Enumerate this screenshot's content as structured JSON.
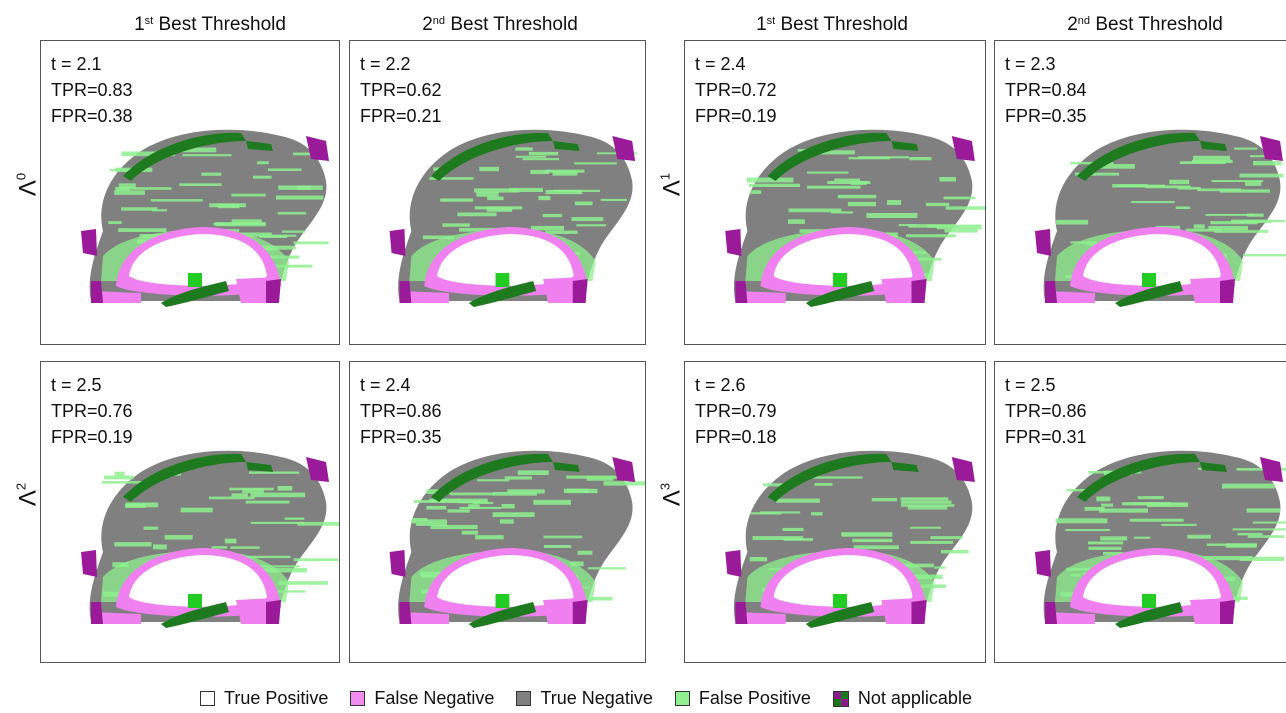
{
  "column_headers": [
    {
      "rank": "1",
      "suffix": "st",
      "text": " Best Threshold"
    },
    {
      "rank": "2",
      "suffix": "nd",
      "text": " Best Threshold"
    },
    {
      "rank": "1",
      "suffix": "st",
      "text": " Best Threshold"
    },
    {
      "rank": "2",
      "suffix": "nd",
      "text": " Best Threshold"
    }
  ],
  "row_labels": [
    {
      "symbol": "Λ",
      "exp": "0"
    },
    {
      "symbol": "Λ",
      "exp": "1"
    },
    {
      "symbol": "Λ",
      "exp": "2"
    },
    {
      "symbol": "Λ",
      "exp": "3"
    }
  ],
  "panels": [
    {
      "t": "t = 2.1",
      "tpr": "TPR=0.83",
      "fpr": "FPR=0.38",
      "fp_level": 0.55
    },
    {
      "t": "t = 2.2",
      "tpr": "TPR=0.62",
      "fpr": "FPR=0.21",
      "fp_level": 0.35
    },
    {
      "t": "t = 2.4",
      "tpr": "TPR=0.72",
      "fpr": "FPR=0.19",
      "fp_level": 0.3
    },
    {
      "t": "t = 2.3",
      "tpr": "TPR=0.84",
      "fpr": "FPR=0.35",
      "fp_level": 0.5
    },
    {
      "t": "t = 2.5",
      "tpr": "TPR=0.76",
      "fpr": "FPR=0.19",
      "fp_level": 0.3
    },
    {
      "t": "t = 2.4",
      "tpr": "TPR=0.86",
      "fpr": "FPR=0.35",
      "fp_level": 0.5
    },
    {
      "t": "t = 2.6",
      "tpr": "TPR=0.79",
      "fpr": "FPR=0.18",
      "fp_level": 0.28
    },
    {
      "t": "t = 2.5",
      "tpr": "TPR=0.86",
      "fpr": "FPR=0.31",
      "fp_level": 0.45
    }
  ],
  "legend": [
    {
      "label": "True Positive",
      "color": "#ffffff"
    },
    {
      "label": "False Negative",
      "color": "#f08cf0"
    },
    {
      "label": "True Negative",
      "color": "#808080"
    },
    {
      "label": "False Positive",
      "color": "#90f090"
    },
    {
      "label": "Not applicable",
      "colors": [
        "#8b1a8b",
        "#1a7a1a",
        "#1a7a1a",
        "#8b1a8b"
      ]
    }
  ],
  "colors": {
    "true_positive": "#ffffff",
    "false_negative": "#f080f0",
    "true_negative": "#808080",
    "false_positive": "#8ef08e",
    "na_purple": "#9a1a9a",
    "na_green": "#1e7a1e"
  }
}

········

SHORT EXERCISE:
Transcribe the whole listing exactly. Pictures stay out of your copy.

EXPECTED ANSWER:
Enumerate this screenshot's content as structured JSON.
{
  "column_headers": [
    {
      "rank": "1",
      "suffix": "st",
      "text": " Best Threshold"
    },
    {
      "rank": "2",
      "suffix": "nd",
      "text": " Best Threshold"
    },
    {
      "rank": "1",
      "suffix": "st",
      "text": " Best Threshold"
    },
    {
      "rank": "2",
      "suffix": "nd",
      "text": " Best Threshold"
    }
  ],
  "row_labels": [
    {
      "symbol": "Λ",
      "exp": "0"
    },
    {
      "symbol": "Λ",
      "exp": "1"
    },
    {
      "symbol": "Λ",
      "exp": "2"
    },
    {
      "symbol": "Λ",
      "exp": "3"
    }
  ],
  "panels": [
    {
      "t": "t = 2.1",
      "tpr": "TPR=0.83",
      "fpr": "FPR=0.38",
      "fp_level": 0.55
    },
    {
      "t": "t = 2.2",
      "tpr": "TPR=0.62",
      "fpr": "FPR=0.21",
      "fp_level": 0.35
    },
    {
      "t": "t = 2.4",
      "tpr": "TPR=0.72",
      "fpr": "FPR=0.19",
      "fp_level": 0.3
    },
    {
      "t": "t = 2.3",
      "tpr": "TPR=0.84",
      "fpr": "FPR=0.35",
      "fp_level": 0.5
    },
    {
      "t": "t = 2.5",
      "tpr": "TPR=0.76",
      "fpr": "FPR=0.19",
      "fp_level": 0.3
    },
    {
      "t": "t = 2.4",
      "tpr": "TPR=0.86",
      "fpr": "FPR=0.35",
      "fp_level": 0.5
    },
    {
      "t": "t = 2.6",
      "tpr": "TPR=0.79",
      "fpr": "FPR=0.18",
      "fp_level": 0.28
    },
    {
      "t": "t = 2.5",
      "tpr": "TPR=0.86",
      "fpr": "FPR=0.31",
      "fp_level": 0.45
    }
  ],
  "legend": [
    {
      "label": "True Positive",
      "color": "#ffffff"
    },
    {
      "label": "False Negative",
      "color": "#f08cf0"
    },
    {
      "label": "True Negative",
      "color": "#808080"
    },
    {
      "label": "False Positive",
      "color": "#90f090"
    },
    {
      "label": "Not applicable",
      "colors": [
        "#8b1a8b",
        "#1a7a1a",
        "#1a7a1a",
        "#8b1a8b"
      ]
    }
  ],
  "colors": {
    "true_positive": "#ffffff",
    "false_negative": "#f080f0",
    "true_negative": "#808080",
    "false_positive": "#8ef08e",
    "na_purple": "#9a1a9a",
    "na_green": "#1e7a1e"
  }
}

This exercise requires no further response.